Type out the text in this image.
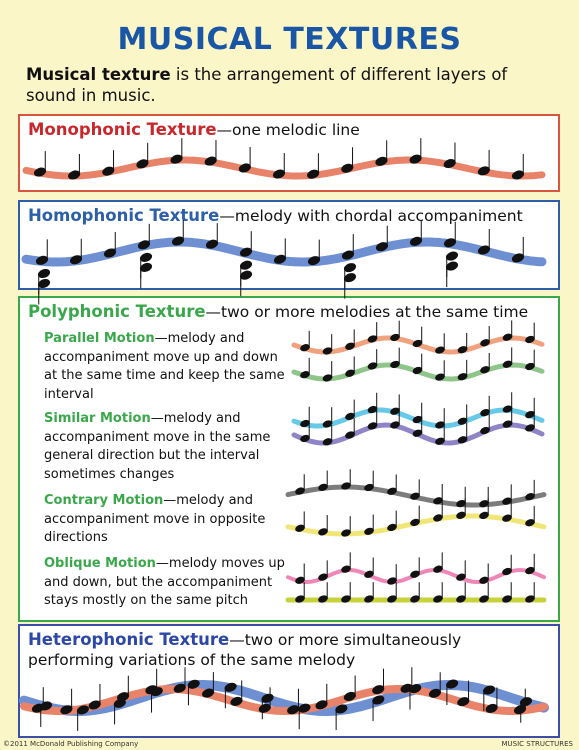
MUSICAL TEXTURES
Musical texture is the arrangement of different layers of sound in music.
Monophonic Texture—one melodic line
Homophonic Texture—melody with chordal accompaniment
Polyphonic Texture—two or more melodies at the same time
Parallel Motion—melody and accompaniment move up and down at the same time and keep the same interval
Similar Motion—melody and accompaniment move in the same general direction but the interval sometimes changes
Contrary Motion—melody and accompaniment move in opposite directions
Oblique Motion—melody moves up and down, but the accompaniment stays mostly on the same pitch
Heterophonic Texture—two or more simultaneously performing variations of the same melody
©2011 McDonald Publishing Company	MUSIC STRUCTURES
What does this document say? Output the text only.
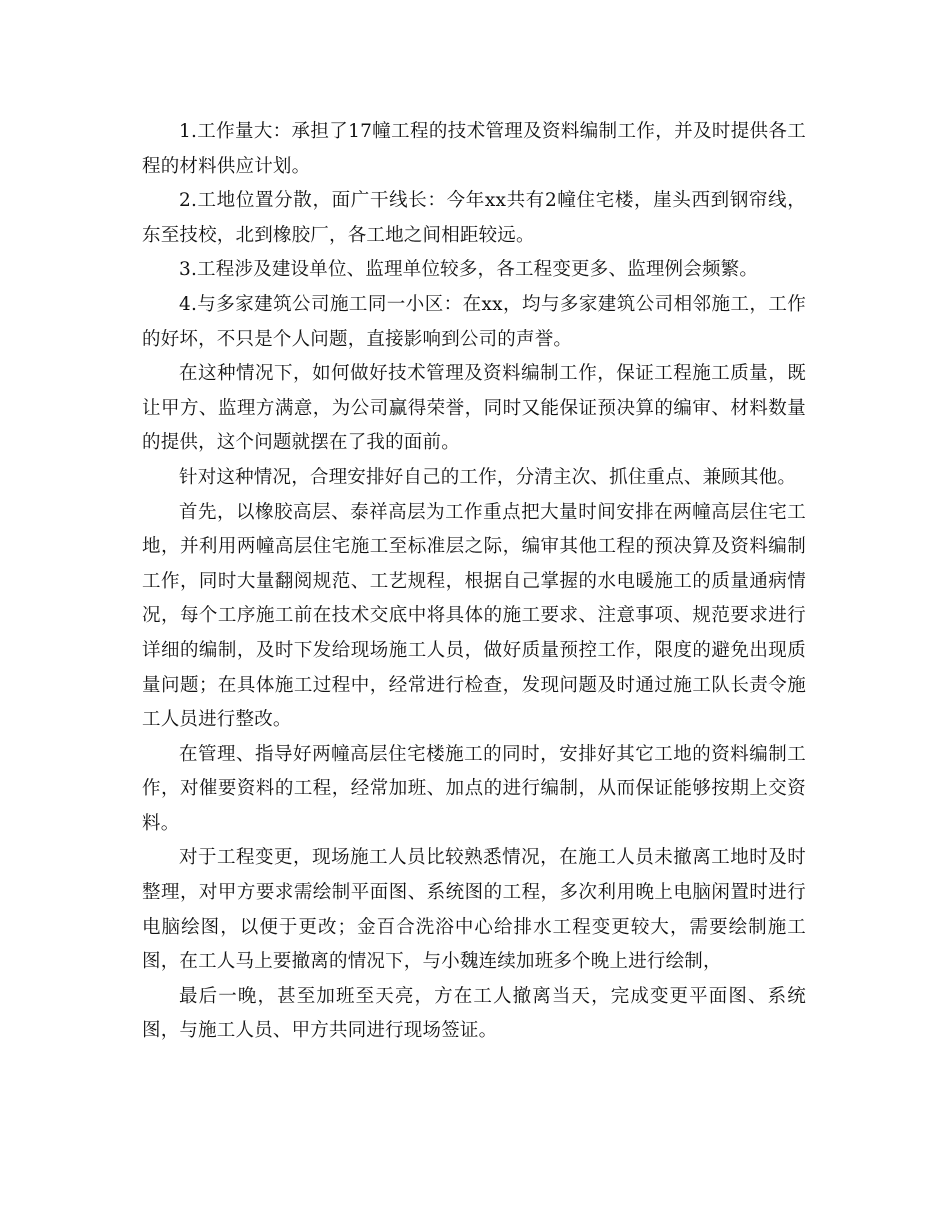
1.工作量大：承担了17幢工程的技术管理及资料编制工作，并及时提供各工程的材料供应计划。

2.工地位置分散，面广干线长：今年xx共有2幢住宅楼，崖头西到钢帘线，东至技校，北到橡胶厂，各工地之间相距较远。

3.工程涉及建设单位、监理单位较多，各工程变更多、监理例会频繁。

4.与多家建筑公司施工同一小区：在xx，均与多家建筑公司相邻施工，工作的好坏，不只是个人问题，直接影响到公司的声誉。

在这种情况下，如何做好技术管理及资料编制工作，保证工程施工质量，既让甲方、监理方满意，为公司赢得荣誉，同时又能保证预决算的编审、材料数量的提供，这个问题就摆在了我的面前。

针对这种情况，合理安排好自己的工作，分清主次、抓住重点、兼顾其他。

首先，以橡胶高层、泰祥高层为工作重点把大量时间安排在两幢高层住宅工地，并利用两幢高层住宅施工至标准层之际，编审其他工程的预决算及资料编制工作，同时大量翻阅规范、工艺规程，根据自己掌握的水电暖施工的质量通病情况，每个工序施工前在技术交底中将具体的施工要求、注意事项、规范要求进行详细的编制，及时下发给现场施工人员，做好质量预控工作，限度的避免出现质量问题；在具体施工过程中，经常进行检查，发现问题及时通过施工队长责令施工人员进行整改。

在管理、指导好两幢高层住宅楼施工的同时，安排好其它工地的资料编制工作，对催要资料的工程，经常加班、加点的进行编制，从而保证能够按期上交资料。

对于工程变更，现场施工人员比较熟悉情况，在施工人员未撤离工地时及时整理，对甲方要求需绘制平面图、系统图的工程，多次利用晚上电脑闲置时进行电脑绘图，以便于更改；金百合洗浴中心给排水工程变更较大，需要绘制施工图，在工人马上要撤离的情况下，与小魏连续加班多个晚上进行绘制，

最后一晚，甚至加班至天亮，方在工人撤离当天，完成变更平面图、系统图，与施工人员、甲方共同进行现场签证。
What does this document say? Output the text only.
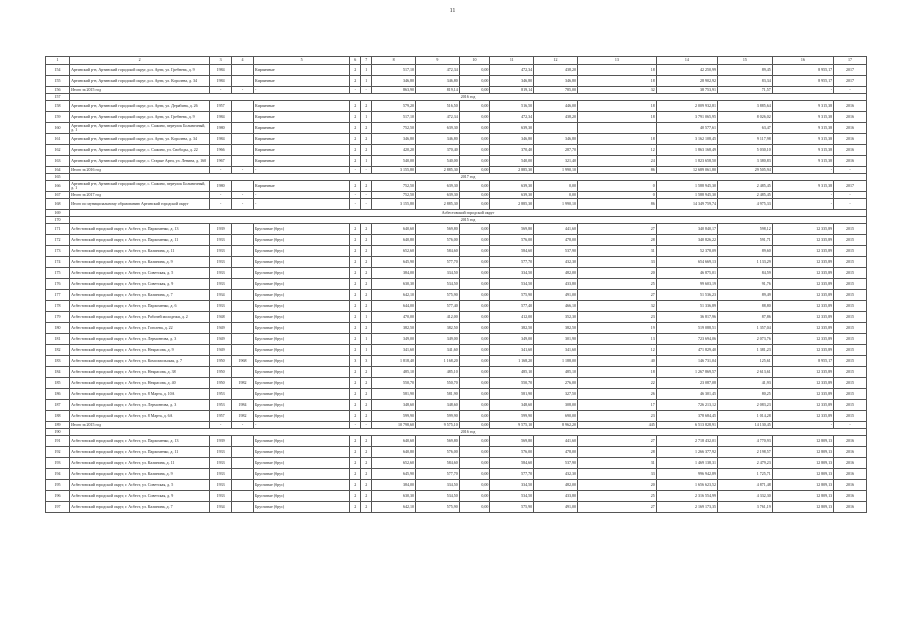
11
1	2	3	4	5	6	7	8	9	10	11	12	13	14	15	16	17
154	Артинский р-н, Артинский городской округ, р.п. Арти, ул. Гребнева, д. 9	1984		Кирпичные	2	1	517,10	472,34	0,00	472,34	438,20	18	42 250,99	89,45	8 955,17	2017
155	Артинский р-н, Артинский городской округ, р.п. Арти, ул. Королева, д. 34	1984		Кирпичные	2	1	346,80	346,80	0,00	346,80	346,80	18	28 902,92	83,34	8 955,17	2017
156	Итого за 2015 год	-	-	-	-	-	863,90	819,14	0,00	819,14	785,00	32	38 753,91	71,57	-	-
157	2016 год															
158	Артинский р-н, Артинский городской округ, р.п. Арти, ул. Дерябина, д. 26	1957		Кирпичные	2	2	579,20	516,50	0,00	516,50	446,00	18	2 009 932,81	3 885,64	9 315,38	2016
159	Артинский р-н, Артинский городской округ, р.п. Арти, ул. Гребнева, д. 9	1984		Кирпичные	2	1	517,10	472,34	0,00	472,34	438,20	18	3 791 065,95	8 026,02	9 315,38	2016
160	Артинский р-н, Артинский городской округ, с. Сажино, переулок Больничный, д. 1	1980		Кирпичные	2	2	752,50	639,30	0,00	639,30			40 577,61	63,47	9 315,38	2016
161	Артинский р-н, Артинский городской округ, р.п. Арти, ул. Королева, д. 34	1984		Кирпичные	2	2	346,80	346,80	0,00	346,80	346,80	18	3 162 108,45	9 117,98	9 315,38	2016
162	Артинский р-н, Артинский городской округ, с. Сажино, ул. Свободы, д. 22	1966		Кирпичные	2	2	420,20	370,40	0,00	370,40	287,70	12	1 863 168,49	5 030,10	9 315,38	2016
163	Артинский р-н, Артинский городской округ, с. Старые Арти, ул. Ленина, д. 160	1967		Кирпичные	2	1	540,00	540,00	0,00	540,00	321,40	24	1 823 658,50	3 380,83	9 315,38	2016
164	Итого за 2016 год	-	-	-	-	-	3 155,80	2 885,30	0,00	2 885,30	1 990,10	86	12 689 061,80	29 505,94	-	-
165	2017 год															
166	Артинский р-н, Артинский городской округ, с. Сажино, переулок Больничный, д. 1	1980		Кирпичные	2	2	752,50	639,30	0,00	639,30	0,00	0	1 588 945,30	2 485,45	9 315,38	2017
167	Итого за 2017 год	-	-	-	-	-	752,50	639,30	0,00	639,30	0,00	0	1 588 945,30	2 485,45	-	-
168	Итого по муниципальному образованию Артинский городской округ	-	-	-	-	-	3 155,80	2 885,30	0,00	2 885,30	1 990,10	86	14 349 759,74	4 975,33	-	-
169	Асбестовский городской округ															
170	2015 год															
171	Асбестовский городской округ, г. Асбест, ул. Пархоменко, д. 13	1939		Брусчатые (брус)	2	2	640,60	569,80	0,00	569,80	441,60	27	340 840,17	598,12	12 335,89	2015
172	Асбестовский городской округ, г. Асбест, ул. Пархоменко, д. 11	1933		Брусчатые (брус)	2	2	640,80	576,00	0,00	576,00	478,00	28	340 826,22	591,71	12 335,89	2015
173	Асбестовский городской округ, г. Асбест, ул. Калинина, д. 11	1933		Брусчатые (брус)	2	2	652,60	584,60	0,00	584,60	537,90	31	52 378,09	89,60	12 335,89	2015
174	Асбестовский городской округ, г. Асбест, ул. Калинина, д. 9	1933		Брусчатые (брус)	2	2	645,90	577,70	0,00	577,70	432,30	33	654 669,13	1 133,29	12 335,89	2015
175	Асбестовский городской округ, г. Асбест, ул. Советская, д. 5	1933		Брусчатые (брус)	2	2	384,00	334,50	0,00	334,50	482,00	20	46 875,01	84,59	12 335,89	2015
176	Асбестовский городской округ, г. Асбест, ул. Советская, д. 9	1933		Брусчатые (брус)	2	2	630,30	534,50	0,00	534,50	433,80	25	99 603,19	91,76	12 335,89	2015
177	Асбестовский городской округ, г. Асбест, ул. Калинина, д. 7	1934		Брусчатые (брус)	2	2	642,10	575,90	0,00	575,90	491,00	27	51 536,23	89,49	12 335,89	2015
178	Асбестовский городской округ, г. Асбест, ул. Пархоменко, д. 6	1933		Брусчатые (брус)	2	2	644,00	577,40	0,00	577,40	466,10	32	51 336,89	88,80	12 335,89	2015
179	Асбестовский городской округ, г. Асбест, ул. Рабочей молодежи, д. 2	1948		Брусчатые (брус)	2	1	470,00	412,00	0,00	412,00	352,30	23	36 817,96	87,86	12 335,89	2015
180	Асбестовский городской округ, г. Асбест, ул. Гоголева, д. 22	1949		Брусчатые (брус)	2	2	382,50	382,50	0,00	382,50	382,50	19	519 088,51	1 357,04	12 335,89	2015
181	Асбестовский городской округ, г. Асбест, ул. Лермонтова, д. 3	1949		Брусчатые (брус)	2	1	349,00	349,00	0,00	349,00	301,90	13	723 694,06	2 073,76	12 335,89	2015
182	Асбестовский городской округ, г. Асбест, ул. Некрасова, д. 9	1949		Брусчатые (брус)	2	1	341,60	341,60	0,00	341,60	341,60	12	471 829,40	1 381,23	12 335,89	2015
183	Асбестовский городской округ, г. Асбест, ул. Комсомольская, д. 7	1950	1968	Брусчатые (брус)	3	3	1 818,40	1 168,20	0,00	1 168,20	1 188,00	40	146 731,04	125,61	8 955,17	2015
184	Асбестовский городской округ, г. Асбест, ул. Некрасова, д. 38	1950		Брусчатые (брус)	2	2	485,10	485,10	0,00	485,10	485,10	18	1 267 869,57	2 613,61	12 335,89	2015
185	Асбестовский городской округ, г. Асбест, ул. Некрасова, д. 40	1950	1982	Брусчатые (брус)	2	2	550,70	550,70	0,00	550,70	276,00	22	23 087,08	41,93	12 335,89	2015
186	Асбестовский городской округ, г. Асбест, ул. 8 Марта, д. 10А	1953		Брусчатые (брус)	2	2	581,90	581,90	0,00	581,90	327,50	26	46 301,45	80,25	12 335,89	2015
187	Асбестовский городской округ, г. Асбест, ул. Лермонтова, д. 3	1953	1984	Брусчатые (брус)	2	2	348,60	348,60	0,00	348,60	308,00	17	726 213,12	2 083,23	12 335,89	2015
188	Асбестовский городской округ, г. Асбест, ул. 8 Марта, д. 6А	1957	1982	Брусчатые (брус)	2	2	599,90	599,90	0,00	599,90	690,00	23	378 684,45	1 014,28	12 335,89	2015
189	Итого за 2015 год	-	-	-	-	-	10 798,60	9 575,10	0,00	9 575,10	8 962,20	445	6 513 828,91	14 130,45	-	-
190	2016 год															
191	Асбестовский городской округ, г. Асбест, ул. Пархоменко, д. 13	1939		Брусчатые (брус)	2	2	640,60	569,80	0,00	569,80	441,60	27	2 718 432,01	4 770,93	12 809,13	2016
192	Асбестовский городской округ, г. Асбест, ул. Пархоменко, д. 11	1933		Брусчатые (брус)	2	2	640,80	576,00	0,00	576,00	478,00	28	1 266 377,92	2 198,57	12 809,13	2016
193	Асбестовский городской округ, г. Асбест, ул. Калинина, д. 11	1933		Брусчатые (брус)	2	2	652,60	584,60	0,00	584,60	537,90	31	1 469 138,31	2 479,23	12 809,13	2016
194	Асбестовский городской округ, г. Асбест, ул. Калинина, д. 9	1933		Брусчатые (брус)	2	2	645,90	577,70	0,00	577,70	432,30	33	996 942,89	1 725,71	12 809,13	2016
195	Асбестовский городской округ, г. Асбест, ул. Советская, д. 5	1933		Брусчатые (брус)	2	2	384,00	334,50	0,00	334,50	482,00	20	1 656 623,52	4 871,48	12 809,13	2016
196	Асбестовский городской округ, г. Асбест, ул. Советская, д. 9	1933		Брусчатые (брус)	2	2	630,30	534,50	0,00	534,50	433,80	25	2 316 554,99	4 332,30	12 809,13	2016
197	Асбестовский городской округ, г. Асбест, ул. Калинина, д. 7	1934		Брусчатые (брус)	2	2	642,10	575,90	0,00	575,90	491,00	27	2 169 173,35	3 761,19	12 809,13	2016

## AIM:
Search the entries for "melody" and copy out each line that has it.

## CORRECT ANSWER:
Homophonic Texture—melody with chordal accompaniment
Parallel Motion—melody and accompaniment move up and down at the same time and keep the same interval
Similar Motion—melody and accompaniment move in the same general direction but the interval sometimes changes
Contrary Motion—melody and accompaniment move in opposite directions
Oblique Motion—melody moves up and down, but the accompaniment stays mostly on the same pitch
Heterophonic Texture—two or more simultaneously performing variations of the same melody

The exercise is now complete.